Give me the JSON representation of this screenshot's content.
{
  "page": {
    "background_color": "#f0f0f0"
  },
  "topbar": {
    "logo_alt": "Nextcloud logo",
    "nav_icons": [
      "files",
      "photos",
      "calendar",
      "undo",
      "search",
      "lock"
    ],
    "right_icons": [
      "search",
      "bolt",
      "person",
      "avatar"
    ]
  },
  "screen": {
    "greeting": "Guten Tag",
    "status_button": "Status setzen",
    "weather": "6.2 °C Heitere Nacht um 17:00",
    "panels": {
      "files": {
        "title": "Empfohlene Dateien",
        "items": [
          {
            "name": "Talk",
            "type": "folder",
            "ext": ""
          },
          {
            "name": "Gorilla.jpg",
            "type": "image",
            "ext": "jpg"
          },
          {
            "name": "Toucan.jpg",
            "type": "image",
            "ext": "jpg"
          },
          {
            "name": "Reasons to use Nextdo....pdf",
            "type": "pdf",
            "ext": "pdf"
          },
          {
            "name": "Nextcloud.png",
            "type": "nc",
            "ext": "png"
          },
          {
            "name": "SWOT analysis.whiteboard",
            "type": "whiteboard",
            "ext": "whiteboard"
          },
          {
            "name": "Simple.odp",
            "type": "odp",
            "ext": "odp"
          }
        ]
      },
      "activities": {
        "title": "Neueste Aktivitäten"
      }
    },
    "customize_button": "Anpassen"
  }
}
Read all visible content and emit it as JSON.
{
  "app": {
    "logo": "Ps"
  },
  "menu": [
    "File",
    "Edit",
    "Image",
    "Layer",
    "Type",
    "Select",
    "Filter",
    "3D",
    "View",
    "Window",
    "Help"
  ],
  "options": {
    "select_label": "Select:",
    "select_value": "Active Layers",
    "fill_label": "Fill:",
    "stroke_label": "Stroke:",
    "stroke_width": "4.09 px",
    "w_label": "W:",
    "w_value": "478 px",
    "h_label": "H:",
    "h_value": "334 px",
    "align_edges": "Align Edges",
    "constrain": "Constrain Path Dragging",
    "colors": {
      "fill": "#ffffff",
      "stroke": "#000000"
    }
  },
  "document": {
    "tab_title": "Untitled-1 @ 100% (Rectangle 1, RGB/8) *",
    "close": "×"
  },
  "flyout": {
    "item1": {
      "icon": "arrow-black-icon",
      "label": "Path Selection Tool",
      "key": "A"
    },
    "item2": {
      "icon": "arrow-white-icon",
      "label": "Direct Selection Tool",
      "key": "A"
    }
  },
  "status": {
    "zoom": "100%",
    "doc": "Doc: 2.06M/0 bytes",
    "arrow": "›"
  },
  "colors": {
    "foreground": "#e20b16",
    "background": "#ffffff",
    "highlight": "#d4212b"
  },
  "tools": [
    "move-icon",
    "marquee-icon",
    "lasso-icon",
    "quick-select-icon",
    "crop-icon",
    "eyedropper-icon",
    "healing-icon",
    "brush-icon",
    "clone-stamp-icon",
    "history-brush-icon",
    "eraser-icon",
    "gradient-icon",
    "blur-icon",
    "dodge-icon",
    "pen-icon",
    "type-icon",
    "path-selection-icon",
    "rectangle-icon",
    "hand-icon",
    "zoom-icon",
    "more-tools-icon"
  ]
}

▶ _Objective_
Working from the entries above, return all lines that contain "content".

▶ _Exercise answer_
Give me the JSON representation of this screenshot's content.
Read all visible content and emit it as JSON.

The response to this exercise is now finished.